Reproduce every line of the records below, keeping each character and the line order unchanged.
========================================================================
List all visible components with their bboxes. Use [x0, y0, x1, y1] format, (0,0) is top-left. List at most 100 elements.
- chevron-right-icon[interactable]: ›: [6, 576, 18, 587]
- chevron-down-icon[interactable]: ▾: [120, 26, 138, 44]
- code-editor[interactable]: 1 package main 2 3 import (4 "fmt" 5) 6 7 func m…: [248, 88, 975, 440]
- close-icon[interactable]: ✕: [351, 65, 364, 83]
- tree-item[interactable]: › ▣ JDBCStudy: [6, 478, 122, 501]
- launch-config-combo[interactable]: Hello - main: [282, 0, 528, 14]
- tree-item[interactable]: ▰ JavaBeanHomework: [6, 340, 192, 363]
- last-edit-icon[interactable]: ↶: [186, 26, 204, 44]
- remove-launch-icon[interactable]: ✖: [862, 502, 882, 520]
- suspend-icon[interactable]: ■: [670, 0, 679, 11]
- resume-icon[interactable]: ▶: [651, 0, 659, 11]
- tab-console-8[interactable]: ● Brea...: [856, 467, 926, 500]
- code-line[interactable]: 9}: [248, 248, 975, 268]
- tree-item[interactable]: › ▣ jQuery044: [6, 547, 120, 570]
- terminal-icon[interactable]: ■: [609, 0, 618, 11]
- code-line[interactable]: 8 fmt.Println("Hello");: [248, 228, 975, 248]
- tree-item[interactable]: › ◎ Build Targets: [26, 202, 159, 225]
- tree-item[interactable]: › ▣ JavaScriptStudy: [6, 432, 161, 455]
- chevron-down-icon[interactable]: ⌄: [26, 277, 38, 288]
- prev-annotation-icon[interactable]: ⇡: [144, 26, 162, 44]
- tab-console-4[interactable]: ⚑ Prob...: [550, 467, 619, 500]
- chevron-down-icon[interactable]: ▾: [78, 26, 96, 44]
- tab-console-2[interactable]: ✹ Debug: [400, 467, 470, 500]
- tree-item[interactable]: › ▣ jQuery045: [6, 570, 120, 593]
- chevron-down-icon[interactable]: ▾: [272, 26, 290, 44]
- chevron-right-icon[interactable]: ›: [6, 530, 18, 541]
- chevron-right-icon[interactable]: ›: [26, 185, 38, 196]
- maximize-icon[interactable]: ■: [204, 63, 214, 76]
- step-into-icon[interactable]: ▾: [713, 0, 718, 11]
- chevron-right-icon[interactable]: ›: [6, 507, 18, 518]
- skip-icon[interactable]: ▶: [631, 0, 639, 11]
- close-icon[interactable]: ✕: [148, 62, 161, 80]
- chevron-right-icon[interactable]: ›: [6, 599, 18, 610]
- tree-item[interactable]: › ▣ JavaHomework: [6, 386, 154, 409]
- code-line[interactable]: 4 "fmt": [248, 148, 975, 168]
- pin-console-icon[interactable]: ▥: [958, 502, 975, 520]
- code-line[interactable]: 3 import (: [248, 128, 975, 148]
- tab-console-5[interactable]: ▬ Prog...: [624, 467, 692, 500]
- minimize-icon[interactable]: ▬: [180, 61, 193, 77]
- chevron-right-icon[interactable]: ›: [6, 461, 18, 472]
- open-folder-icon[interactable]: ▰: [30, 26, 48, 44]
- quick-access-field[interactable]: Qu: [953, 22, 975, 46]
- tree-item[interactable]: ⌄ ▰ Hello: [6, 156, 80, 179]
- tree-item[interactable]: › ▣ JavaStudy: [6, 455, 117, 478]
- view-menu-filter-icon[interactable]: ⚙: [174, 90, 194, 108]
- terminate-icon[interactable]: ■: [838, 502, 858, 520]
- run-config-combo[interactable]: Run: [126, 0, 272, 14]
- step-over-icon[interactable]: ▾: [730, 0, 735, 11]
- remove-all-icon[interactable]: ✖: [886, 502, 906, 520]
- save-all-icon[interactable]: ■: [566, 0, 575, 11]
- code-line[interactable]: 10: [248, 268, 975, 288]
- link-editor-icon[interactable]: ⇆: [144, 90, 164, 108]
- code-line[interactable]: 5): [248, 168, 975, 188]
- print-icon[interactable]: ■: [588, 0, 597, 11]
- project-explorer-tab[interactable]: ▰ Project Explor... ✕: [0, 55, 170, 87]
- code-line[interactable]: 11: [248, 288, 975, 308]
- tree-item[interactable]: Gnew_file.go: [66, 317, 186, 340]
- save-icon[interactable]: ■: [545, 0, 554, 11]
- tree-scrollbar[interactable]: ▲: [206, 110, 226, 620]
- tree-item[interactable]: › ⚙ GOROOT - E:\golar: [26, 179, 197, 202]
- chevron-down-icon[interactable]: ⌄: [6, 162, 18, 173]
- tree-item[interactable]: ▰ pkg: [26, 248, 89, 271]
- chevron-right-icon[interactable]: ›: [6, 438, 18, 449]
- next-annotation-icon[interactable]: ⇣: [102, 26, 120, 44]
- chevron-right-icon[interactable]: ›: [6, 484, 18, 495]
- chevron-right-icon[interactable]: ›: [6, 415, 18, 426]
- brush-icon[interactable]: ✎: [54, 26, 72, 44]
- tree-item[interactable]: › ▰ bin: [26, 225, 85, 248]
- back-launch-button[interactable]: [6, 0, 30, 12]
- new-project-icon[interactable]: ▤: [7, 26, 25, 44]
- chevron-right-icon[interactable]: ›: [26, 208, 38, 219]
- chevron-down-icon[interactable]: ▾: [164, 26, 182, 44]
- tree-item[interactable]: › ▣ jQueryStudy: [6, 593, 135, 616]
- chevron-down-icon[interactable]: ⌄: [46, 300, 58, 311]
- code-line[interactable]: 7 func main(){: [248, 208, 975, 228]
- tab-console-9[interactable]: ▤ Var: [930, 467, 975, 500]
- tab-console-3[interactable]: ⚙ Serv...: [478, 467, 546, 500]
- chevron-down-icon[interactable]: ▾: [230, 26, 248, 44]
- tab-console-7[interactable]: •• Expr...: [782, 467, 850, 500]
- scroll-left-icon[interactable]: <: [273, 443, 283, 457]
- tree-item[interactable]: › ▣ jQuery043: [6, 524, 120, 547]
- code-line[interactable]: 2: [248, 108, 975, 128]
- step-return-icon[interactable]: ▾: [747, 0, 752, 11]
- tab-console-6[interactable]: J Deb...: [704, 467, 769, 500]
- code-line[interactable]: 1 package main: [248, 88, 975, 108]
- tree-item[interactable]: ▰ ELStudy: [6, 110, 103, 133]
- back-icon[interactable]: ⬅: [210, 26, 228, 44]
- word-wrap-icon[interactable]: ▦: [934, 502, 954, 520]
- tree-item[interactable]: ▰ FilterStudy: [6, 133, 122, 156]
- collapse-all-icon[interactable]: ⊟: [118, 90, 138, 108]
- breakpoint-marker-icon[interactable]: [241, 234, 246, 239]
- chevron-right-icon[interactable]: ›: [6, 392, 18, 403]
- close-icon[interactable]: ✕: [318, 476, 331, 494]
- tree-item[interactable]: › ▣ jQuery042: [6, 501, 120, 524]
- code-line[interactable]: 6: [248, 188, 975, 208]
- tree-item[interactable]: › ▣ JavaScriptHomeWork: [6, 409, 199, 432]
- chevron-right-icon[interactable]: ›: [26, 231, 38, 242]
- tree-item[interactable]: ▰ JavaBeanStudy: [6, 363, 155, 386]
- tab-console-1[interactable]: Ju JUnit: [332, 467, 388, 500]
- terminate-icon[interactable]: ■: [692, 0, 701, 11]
========================================================================
Task answer:
List all visible components with their bboxes. Use [x0, y0, x1, y1] format, (0,0) is top-left. List at most 100 elements.
- chevron-right-icon[interactable]: ›: [6, 576, 18, 587]
- chevron-down-icon[interactable]: ▾: [120, 26, 138, 44]
- code-editor[interactable]: 1 package main 2 3 import (4 "fmt" 5) 6 7 func m…: [248, 88, 975, 440]
- close-icon[interactable]: ✕: [351, 65, 364, 83]
- tree-item[interactable]: › ▣ JDBCStudy: [6, 478, 122, 501]
- launch-config-combo[interactable]: Hello - main: [282, 0, 528, 14]
- tree-item[interactable]: ▰ JavaBeanHomework: [6, 340, 192, 363]
- last-edit-icon[interactable]: ↶: [186, 26, 204, 44]
- remove-launch-icon[interactable]: ✖: [862, 502, 882, 520]
- suspend-icon[interactable]: ■: [670, 0, 679, 11]
- resume-icon[interactable]: ▶: [651, 0, 659, 11]
- tab-console-8[interactable]: ● Brea...: [856, 467, 926, 500]
- code-line[interactable]: 9}: [248, 248, 975, 268]
- tree-item[interactable]: › ▣ jQuery044: [6, 547, 120, 570]
- terminal-icon[interactable]: ■: [609, 0, 618, 11]
- code-line[interactable]: 8 fmt.Println("Hello");: [248, 228, 975, 248]
- tree-item[interactable]: › ◎ Build Targets: [26, 202, 159, 225]
- tree-item[interactable]: › ▣ JavaScriptStudy: [6, 432, 161, 455]
- chevron-down-icon[interactable]: ⌄: [26, 277, 38, 288]
- prev-annotation-icon[interactable]: ⇡: [144, 26, 162, 44]
- tab-console-4[interactable]: ⚑ Prob...: [550, 467, 619, 500]
- chevron-down-icon[interactable]: ▾: [78, 26, 96, 44]
- tab-console-2[interactable]: ✹ Debug: [400, 467, 470, 500]
- tree-item[interactable]: › ▣ jQuery045: [6, 570, 120, 593]
- chevron-down-icon[interactable]: ▾: [272, 26, 290, 44]
- chevron-right-icon[interactable]: ›: [6, 530, 18, 541]
- chevron-right-icon[interactable]: ›: [26, 185, 38, 196]
- maximize-icon[interactable]: ■: [204, 63, 214, 76]
- step-into-icon[interactable]: ▾: [713, 0, 718, 11]
- chevron-right-icon[interactable]: ›: [6, 507, 18, 518]
- skip-icon[interactable]: ▶: [631, 0, 639, 11]
- close-icon[interactable]: ✕: [148, 62, 161, 80]
- chevron-right-icon[interactable]: ›: [6, 599, 18, 610]
- tree-item[interactable]: › ▣ JavaHomework: [6, 386, 154, 409]
- code-line[interactable]: 4 "fmt": [248, 148, 975, 168]
- pin-console-icon[interactable]: ▥: [958, 502, 975, 520]
- code-line[interactable]: 3 import (: [248, 128, 975, 148]
- tab-console-5[interactable]: ▬ Prog...: [624, 467, 692, 500]
- minimize-icon[interactable]: ▬: [180, 61, 193, 77]
- chevron-right-icon[interactable]: ›: [6, 461, 18, 472]
- open-folder-icon[interactable]: ▰: [30, 26, 48, 44]
- quick-access-field[interactable]: Qu: [953, 22, 975, 46]
- tree-item[interactable]: ⌄ ▰ Hello: [6, 156, 80, 179]
- tree-item[interactable]: › ▣ JavaStudy: [6, 455, 117, 478]
- view-menu-filter-icon[interactable]: ⚙: [174, 90, 194, 108]
- terminate-icon[interactable]: ■: [838, 502, 858, 520]
- run-config-combo[interactable]: Run: [126, 0, 272, 14]
- step-over-icon[interactable]: ▾: [730, 0, 735, 11]
- remove-all-icon[interactable]: ✖: [886, 502, 906, 520]
- save-all-icon[interactable]: ■: [566, 0, 575, 11]
- code-line[interactable]: 10: [248, 268, 975, 288]
- link-editor-icon[interactable]: ⇆: [144, 90, 164, 108]
- code-line[interactable]: 5): [248, 168, 975, 188]
- print-icon[interactable]: ■: [588, 0, 597, 11]
- project-explorer-tab[interactable]: ▰ Project Explor... ✕: [0, 55, 170, 87]
- code-line[interactable]: 11: [248, 288, 975, 308]
- tree-item[interactable]: Gnew_file.go: [66, 317, 186, 340]
- save-icon[interactable]: ■: [545, 0, 554, 11]
- tree-scrollbar[interactable]: ▲: [206, 110, 226, 620]
- tree-item[interactable]: › ⚙ GOROOT - E:\golar: [26, 179, 197, 202]
- chevron-down-icon[interactable]: ⌄: [6, 162, 18, 173]
- tree-item[interactable]: ▰ pkg: [26, 248, 89, 271]
- chevron-right-icon[interactable]: ›: [6, 438, 18, 449]
- next-annotation-icon[interactable]: ⇣: [102, 26, 120, 44]
- chevron-right-icon[interactable]: ›: [6, 484, 18, 495]
- chevron-right-icon[interactable]: ›: [6, 415, 18, 426]
- brush-icon[interactable]: ✎: [54, 26, 72, 44]
- tree-item[interactable]: › ▰ bin: [26, 225, 85, 248]
- back-launch-button[interactable]: [6, 0, 30, 12]
- new-project-icon[interactable]: ▤: [7, 26, 25, 44]
- chevron-right-icon[interactable]: ›: [26, 208, 38, 219]
- chevron-down-icon[interactable]: ▾: [164, 26, 182, 44]
- tree-item[interactable]: › ▣ jQueryStudy: [6, 593, 135, 616]
- chevron-down-icon[interactable]: ⌄: [46, 300, 58, 311]
- code-line[interactable]: 7 func main(){: [248, 208, 975, 228]
- tab-console-9[interactable]: ▤ Var: [930, 467, 975, 500]
- tab-console-3[interactable]: ⚙ Serv...: [478, 467, 546, 500]
- chevron-down-icon[interactable]: ▾: [230, 26, 248, 44]
- tab-console-7[interactable]: •• Expr...: [782, 467, 850, 500]
- scroll-left-icon[interactable]: <: [273, 443, 283, 457]
- tree-item[interactable]: › ▣ jQuery043: [6, 524, 120, 547]
- code-line[interactable]: 2: [248, 108, 975, 128]
- step-return-icon[interactable]: ▾: [747, 0, 752, 11]
- tab-console-6[interactable]: J Deb...: [704, 467, 769, 500]
- code-line[interactable]: 1 package main: [248, 88, 975, 108]
- tree-item[interactable]: ▰ ELStudy: [6, 110, 103, 133]
- back-icon[interactable]: ⬅: [210, 26, 228, 44]
- word-wrap-icon[interactable]: ▦: [934, 502, 954, 520]
- tree-item[interactable]: ▰ FilterStudy: [6, 133, 122, 156]
- collapse-all-icon[interactable]: ⊟: [118, 90, 138, 108]
- breakpoint-marker-icon[interactable]: [241, 234, 246, 239]
- chevron-right-icon[interactable]: ›: [6, 392, 18, 403]
- close-icon[interactable]: ✕: [318, 476, 331, 494]
- tree-item[interactable]: › ▣ jQuery042: [6, 501, 120, 524]
- code-line[interactable]: 6: [248, 188, 975, 208]
- tree-item[interactable]: › ▣ JavaScriptHomeWork: [6, 409, 199, 432]
- chevron-right-icon[interactable]: ›: [26, 231, 38, 242]
- tree-item[interactable]: ▰ JavaBeanStudy: [6, 363, 155, 386]
- tab-console-1[interactable]: Ju JUnit: [332, 467, 388, 500]
- terminate-icon[interactable]: ■: [692, 0, 701, 11]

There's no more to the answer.